(Source data)
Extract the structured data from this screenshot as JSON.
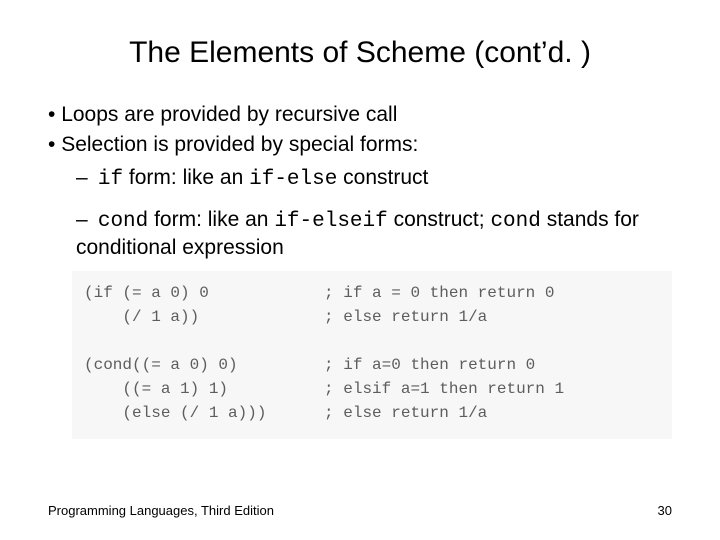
{
  "title": "The Elements of Scheme (cont’d. )",
  "bullets": {
    "b1": "Loops are provided by recursive call",
    "b2": "Selection is provided by special forms:",
    "s1_pre": "if",
    "s1_mid": " form: like an ",
    "s1_code": "if-else",
    "s1_post": " construct",
    "s2_pre": "cond",
    "s2_mid": " form: like an ",
    "s2_code": "if-elseif",
    "s2_post": " construct; ",
    "s2_code2": "cond",
    "s2_tail": " stands for conditional expression"
  },
  "code": "(if (= a 0) 0            ; if a = 0 then return 0\n    (/ 1 a))             ; else return 1/a\n\n(cond((= a 0) 0)         ; if a=0 then return 0\n    ((= a 1) 1)          ; elsif a=1 then return 1\n    (else (/ 1 a)))      ; else return 1/a",
  "footer": {
    "left": "Programming Languages, Third Edition",
    "right": "30"
  }
}
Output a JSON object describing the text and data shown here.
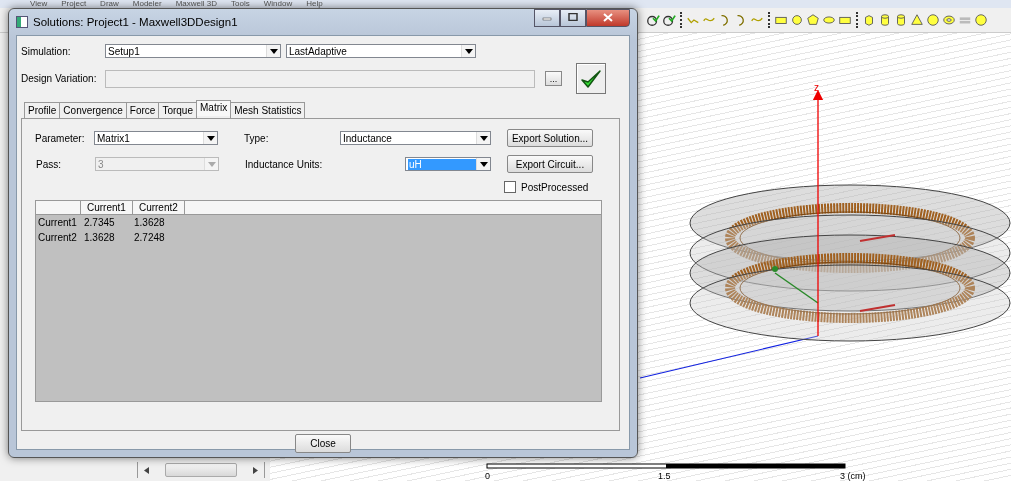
{
  "menu_bar": [
    "View",
    "Project",
    "Draw",
    "Modeler",
    "Maxwell 3D",
    "Tools",
    "Window",
    "Help"
  ],
  "dialog": {
    "title": "Solutions: Project1 - Maxwell3DDesign1",
    "simulation": {
      "label": "Simulation:",
      "setup": "Setup1",
      "solution": "LastAdaptive"
    },
    "design_variation": {
      "label": "Design Variation:",
      "browse_button": "..."
    },
    "tabs": [
      {
        "label": "Profile",
        "selected": false
      },
      {
        "label": "Convergence",
        "selected": false
      },
      {
        "label": "Force",
        "selected": false
      },
      {
        "label": "Torque",
        "selected": false
      },
      {
        "label": "Matrix",
        "selected": true
      },
      {
        "label": "Mesh Statistics",
        "selected": false
      }
    ],
    "parameter": {
      "label": "Parameter:",
      "value": "Matrix1"
    },
    "pass": {
      "label": "Pass:",
      "value": "3",
      "disabled": true
    },
    "type": {
      "label": "Type:",
      "value": "Inductance"
    },
    "units": {
      "label": "Inductance Units:",
      "value": "uH",
      "selected": true
    },
    "buttons": [
      "Export Solution...",
      "Export Circuit..."
    ],
    "post_processed": {
      "label": "PostProcessed",
      "checked": false
    },
    "matrix": {
      "columns": [
        "Current1",
        "Current2"
      ],
      "rows": [
        {
          "label": "Current1",
          "cells": [
            "2.7345",
            "1.3628"
          ]
        },
        {
          "label": "Current2",
          "cells": [
            "1.3628",
            "2.7248"
          ]
        }
      ]
    },
    "close_button": "Close"
  },
  "viewport": {
    "axis_label": "z",
    "scale_labels": [
      "0",
      "1.5",
      "3 (cm)"
    ]
  }
}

#### [What to do]
Gather from the entries above all lines that include the string "provided".

#### [Output for this task]
    "b1": "Loops are provided by recursive call",
    "b2": "Selection is provided by special forms:",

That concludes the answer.